- Exercise description -
Return each line of the material below verbatim, in its original order.

(Layout coordinate data)
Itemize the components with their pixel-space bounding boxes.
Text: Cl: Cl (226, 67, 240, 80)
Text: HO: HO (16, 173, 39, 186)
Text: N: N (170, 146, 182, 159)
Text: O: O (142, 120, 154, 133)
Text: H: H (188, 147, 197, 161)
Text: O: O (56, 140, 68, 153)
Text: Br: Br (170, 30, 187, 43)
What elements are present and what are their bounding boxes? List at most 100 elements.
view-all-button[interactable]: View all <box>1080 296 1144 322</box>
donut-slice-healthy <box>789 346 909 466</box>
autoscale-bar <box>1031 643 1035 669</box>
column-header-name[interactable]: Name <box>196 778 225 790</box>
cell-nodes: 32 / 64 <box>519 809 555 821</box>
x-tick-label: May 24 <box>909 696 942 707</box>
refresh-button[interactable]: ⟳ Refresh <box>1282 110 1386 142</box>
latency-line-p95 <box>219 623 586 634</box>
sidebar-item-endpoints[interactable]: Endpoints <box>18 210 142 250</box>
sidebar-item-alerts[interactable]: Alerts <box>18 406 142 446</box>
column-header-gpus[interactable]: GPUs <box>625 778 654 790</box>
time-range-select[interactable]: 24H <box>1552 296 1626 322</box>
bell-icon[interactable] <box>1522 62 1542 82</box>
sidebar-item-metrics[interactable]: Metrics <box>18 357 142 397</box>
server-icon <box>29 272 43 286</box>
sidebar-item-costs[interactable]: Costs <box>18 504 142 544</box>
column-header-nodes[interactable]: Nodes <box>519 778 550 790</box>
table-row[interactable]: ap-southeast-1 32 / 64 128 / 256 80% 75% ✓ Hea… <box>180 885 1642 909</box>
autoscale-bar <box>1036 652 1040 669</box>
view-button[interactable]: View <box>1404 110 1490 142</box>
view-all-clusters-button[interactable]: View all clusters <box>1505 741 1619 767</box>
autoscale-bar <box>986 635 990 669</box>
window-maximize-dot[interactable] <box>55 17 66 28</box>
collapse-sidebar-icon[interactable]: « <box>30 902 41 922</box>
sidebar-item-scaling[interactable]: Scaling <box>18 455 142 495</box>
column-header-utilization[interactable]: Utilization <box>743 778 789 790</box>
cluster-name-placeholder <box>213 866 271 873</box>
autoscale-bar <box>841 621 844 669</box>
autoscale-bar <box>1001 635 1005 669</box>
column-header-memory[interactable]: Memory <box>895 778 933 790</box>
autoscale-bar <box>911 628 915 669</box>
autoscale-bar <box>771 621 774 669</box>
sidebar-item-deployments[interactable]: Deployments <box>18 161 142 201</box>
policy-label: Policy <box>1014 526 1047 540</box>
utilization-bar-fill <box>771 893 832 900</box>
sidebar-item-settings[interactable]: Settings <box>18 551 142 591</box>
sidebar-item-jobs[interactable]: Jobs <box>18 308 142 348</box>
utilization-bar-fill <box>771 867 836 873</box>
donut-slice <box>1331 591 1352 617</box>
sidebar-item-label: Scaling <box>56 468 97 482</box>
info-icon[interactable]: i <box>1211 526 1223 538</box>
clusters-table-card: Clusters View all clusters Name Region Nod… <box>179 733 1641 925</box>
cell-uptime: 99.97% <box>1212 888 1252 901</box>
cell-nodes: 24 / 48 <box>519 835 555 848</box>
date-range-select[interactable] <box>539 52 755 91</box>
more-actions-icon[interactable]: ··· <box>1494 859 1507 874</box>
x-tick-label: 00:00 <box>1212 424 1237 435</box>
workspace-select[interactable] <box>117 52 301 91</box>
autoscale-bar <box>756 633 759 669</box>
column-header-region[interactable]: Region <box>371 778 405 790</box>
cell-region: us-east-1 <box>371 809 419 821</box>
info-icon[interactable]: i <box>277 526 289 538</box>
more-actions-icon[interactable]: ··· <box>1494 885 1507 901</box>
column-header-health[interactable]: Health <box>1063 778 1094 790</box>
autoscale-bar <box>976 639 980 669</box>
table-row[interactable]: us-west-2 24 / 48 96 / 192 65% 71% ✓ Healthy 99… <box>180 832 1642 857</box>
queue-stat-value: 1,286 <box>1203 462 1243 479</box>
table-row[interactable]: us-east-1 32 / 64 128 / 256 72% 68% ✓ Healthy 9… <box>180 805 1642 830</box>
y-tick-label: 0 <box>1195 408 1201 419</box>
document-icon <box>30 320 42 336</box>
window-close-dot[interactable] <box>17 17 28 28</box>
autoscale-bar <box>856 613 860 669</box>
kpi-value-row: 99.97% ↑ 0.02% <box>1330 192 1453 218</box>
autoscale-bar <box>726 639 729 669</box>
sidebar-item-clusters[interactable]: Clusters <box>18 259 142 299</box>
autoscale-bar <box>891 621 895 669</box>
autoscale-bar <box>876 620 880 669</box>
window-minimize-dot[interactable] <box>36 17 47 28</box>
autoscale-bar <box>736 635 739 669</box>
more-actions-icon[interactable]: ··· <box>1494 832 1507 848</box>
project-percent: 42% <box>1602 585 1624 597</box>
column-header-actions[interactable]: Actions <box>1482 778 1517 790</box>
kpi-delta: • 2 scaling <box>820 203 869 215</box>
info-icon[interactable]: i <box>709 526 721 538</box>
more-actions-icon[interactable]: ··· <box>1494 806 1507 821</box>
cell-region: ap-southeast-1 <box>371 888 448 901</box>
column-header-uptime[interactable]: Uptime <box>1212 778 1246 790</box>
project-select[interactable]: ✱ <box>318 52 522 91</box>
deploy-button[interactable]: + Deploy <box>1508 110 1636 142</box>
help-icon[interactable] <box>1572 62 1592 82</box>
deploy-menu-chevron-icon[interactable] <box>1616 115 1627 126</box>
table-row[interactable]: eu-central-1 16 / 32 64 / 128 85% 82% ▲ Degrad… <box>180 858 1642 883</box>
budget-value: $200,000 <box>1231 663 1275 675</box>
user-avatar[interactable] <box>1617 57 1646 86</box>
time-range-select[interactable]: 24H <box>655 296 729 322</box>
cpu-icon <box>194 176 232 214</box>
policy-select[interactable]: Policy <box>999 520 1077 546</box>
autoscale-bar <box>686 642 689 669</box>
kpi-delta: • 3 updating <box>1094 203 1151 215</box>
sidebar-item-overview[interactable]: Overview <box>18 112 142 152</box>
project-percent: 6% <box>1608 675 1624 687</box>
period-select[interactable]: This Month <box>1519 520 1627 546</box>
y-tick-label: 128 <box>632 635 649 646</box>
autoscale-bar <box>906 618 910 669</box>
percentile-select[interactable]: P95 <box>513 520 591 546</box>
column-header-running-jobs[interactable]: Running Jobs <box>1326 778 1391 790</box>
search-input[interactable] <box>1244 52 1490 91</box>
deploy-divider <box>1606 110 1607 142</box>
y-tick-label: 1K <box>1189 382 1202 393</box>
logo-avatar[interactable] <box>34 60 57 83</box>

- Answer in full -
Itemize the components with their pixel-space bounding boxes.
Text: Cl: Cl (226, 67, 240, 80)
Text: HO: HO (16, 173, 39, 186)
Text: N: N (170, 146, 182, 159)
Text: O: O (142, 120, 154, 133)
Text: H: H (188, 147, 197, 161)
Text: O: O (56, 140, 68, 153)
Text: Br: Br (170, 30, 187, 43)
What elements are present and what are their bounding boxes? List at most 100 elements.
view-all-button[interactable]: View all <box>1080 296 1144 322</box>
donut-slice-healthy <box>789 346 909 466</box>
autoscale-bar <box>1031 643 1035 669</box>
column-header-name[interactable]: Name <box>196 778 225 790</box>
cell-nodes: 32 / 64 <box>519 809 555 821</box>
x-tick-label: May 24 <box>909 696 942 707</box>
refresh-button[interactable]: ⟳ Refresh <box>1282 110 1386 142</box>
latency-line-p95 <box>219 623 586 634</box>
sidebar-item-endpoints[interactable]: Endpoints <box>18 210 142 250</box>
sidebar-item-alerts[interactable]: Alerts <box>18 406 142 446</box>
column-header-gpus[interactable]: GPUs <box>625 778 654 790</box>
time-range-select[interactable]: 24H <box>1552 296 1626 322</box>
bell-icon[interactable] <box>1522 62 1542 82</box>
sidebar-item-metrics[interactable]: Metrics <box>18 357 142 397</box>
server-icon <box>29 272 43 286</box>
sidebar-item-costs[interactable]: Costs <box>18 504 142 544</box>
column-header-nodes[interactable]: Nodes <box>519 778 550 790</box>
table-row[interactable]: ap-southeast-1 32 / 64 128 / 256 80% 75% ✓ Hea… <box>180 885 1642 909</box>
autoscale-bar <box>1036 652 1040 669</box>
view-button[interactable]: View <box>1404 110 1490 142</box>
view-all-clusters-button[interactable]: View all clusters <box>1505 741 1619 767</box>
autoscale-bar <box>986 635 990 669</box>
window-maximize-dot[interactable] <box>55 17 66 28</box>
collapse-sidebar-icon[interactable]: « <box>30 902 41 922</box>
sidebar-item-scaling[interactable]: Scaling <box>18 455 142 495</box>
column-header-utilization[interactable]: Utilization <box>743 778 789 790</box>
cluster-name-placeholder <box>213 866 271 873</box>
autoscale-bar <box>841 621 844 669</box>
autoscale-bar <box>1001 635 1005 669</box>
column-header-memory[interactable]: Memory <box>895 778 933 790</box>
autoscale-bar <box>911 628 915 669</box>
autoscale-bar <box>771 621 774 669</box>
sidebar-item-deployments[interactable]: Deployments <box>18 161 142 201</box>
policy-label: Policy <box>1014 526 1047 540</box>
utilization-bar-fill <box>771 893 832 900</box>
sidebar-item-settings[interactable]: Settings <box>18 551 142 591</box>
sidebar-item-jobs[interactable]: Jobs <box>18 308 142 348</box>
utilization-bar-fill <box>771 867 836 873</box>
donut-slice <box>1331 591 1352 617</box>
sidebar-item-label: Scaling <box>56 468 97 482</box>
info-icon[interactable]: i <box>1211 526 1223 538</box>
clusters-table-card: Clusters View all clusters Name Region Nod… <box>179 733 1641 925</box>
cell-uptime: 99.97% <box>1212 888 1252 901</box>
cell-nodes: 24 / 48 <box>519 835 555 848</box>
date-range-select[interactable] <box>539 52 755 91</box>
more-actions-icon[interactable]: ··· <box>1494 859 1507 874</box>
x-tick-label: 00:00 <box>1212 424 1237 435</box>
workspace-select[interactable] <box>117 52 301 91</box>
autoscale-bar <box>756 633 759 669</box>
column-header-region[interactable]: Region <box>371 778 405 790</box>
cell-region: us-east-1 <box>371 809 419 821</box>
info-icon[interactable]: i <box>277 526 289 538</box>
more-actions-icon[interactable]: ··· <box>1494 885 1507 901</box>
column-header-health[interactable]: Health <box>1063 778 1094 790</box>
autoscale-bar <box>976 639 980 669</box>
table-row[interactable]: us-west-2 24 / 48 96 / 192 65% 71% ✓ Healthy 99… <box>180 832 1642 857</box>
queue-stat-value: 1,286 <box>1203 462 1243 479</box>
table-row[interactable]: us-east-1 32 / 64 128 / 256 72% 68% ✓ Healthy 9… <box>180 805 1642 830</box>
y-tick-label: 0 <box>1195 408 1201 419</box>
document-icon <box>30 320 42 336</box>
window-close-dot[interactable] <box>17 17 28 28</box>
autoscale-bar <box>856 613 860 669</box>
kpi-value-row: 99.97% ↑ 0.02% <box>1330 192 1453 218</box>
autoscale-bar <box>726 639 729 669</box>
sidebar-item-clusters[interactable]: Clusters <box>18 259 142 299</box>
autoscale-bar <box>891 621 895 669</box>
autoscale-bar <box>876 620 880 669</box>
window-minimize-dot[interactable] <box>36 17 47 28</box>
autoscale-bar <box>736 635 739 669</box>
more-actions-icon[interactable]: ··· <box>1494 832 1507 848</box>
project-percent: 42% <box>1602 585 1624 597</box>
column-header-actions[interactable]: Actions <box>1482 778 1517 790</box>
kpi-delta: • 2 scaling <box>820 203 869 215</box>
info-icon[interactable]: i <box>709 526 721 538</box>
more-actions-icon[interactable]: ··· <box>1494 806 1507 821</box>
cell-region: ap-southeast-1 <box>371 888 448 901</box>
column-header-uptime[interactable]: Uptime <box>1212 778 1246 790</box>
project-select[interactable]: ✱ <box>318 52 522 91</box>
deploy-button[interactable]: + Deploy <box>1508 110 1636 142</box>
help-icon[interactable] <box>1572 62 1592 82</box>
deploy-menu-chevron-icon[interactable] <box>1616 115 1627 126</box>
table-row[interactable]: eu-central-1 16 / 32 64 / 128 85% 82% ▲ Degrad… <box>180 858 1642 883</box>
budget-value: $200,000 <box>1231 663 1275 675</box>
user-avatar[interactable] <box>1617 57 1646 86</box>
time-range-select[interactable]: 24H <box>655 296 729 322</box>
cpu-icon <box>194 176 232 214</box>
policy-select[interactable]: Policy <box>999 520 1077 546</box>
autoscale-bar <box>686 642 689 669</box>
kpi-delta: • 3 updating <box>1094 203 1151 215</box>
sidebar-item-overview[interactable]: Overview <box>18 112 142 152</box>
project-percent: 6% <box>1608 675 1624 687</box>
period-select[interactable]: This Month <box>1519 520 1627 546</box>
y-tick-label: 128 <box>632 635 649 646</box>
autoscale-bar <box>906 618 910 669</box>
percentile-select[interactable]: P95 <box>513 520 591 546</box>
column-header-running-jobs[interactable]: Running Jobs <box>1326 778 1391 790</box>
search-input[interactable] <box>1244 52 1490 91</box>
deploy-divider <box>1606 110 1607 142</box>
y-tick-label: 1K <box>1189 382 1202 393</box>
logo-avatar[interactable] <box>34 60 57 83</box>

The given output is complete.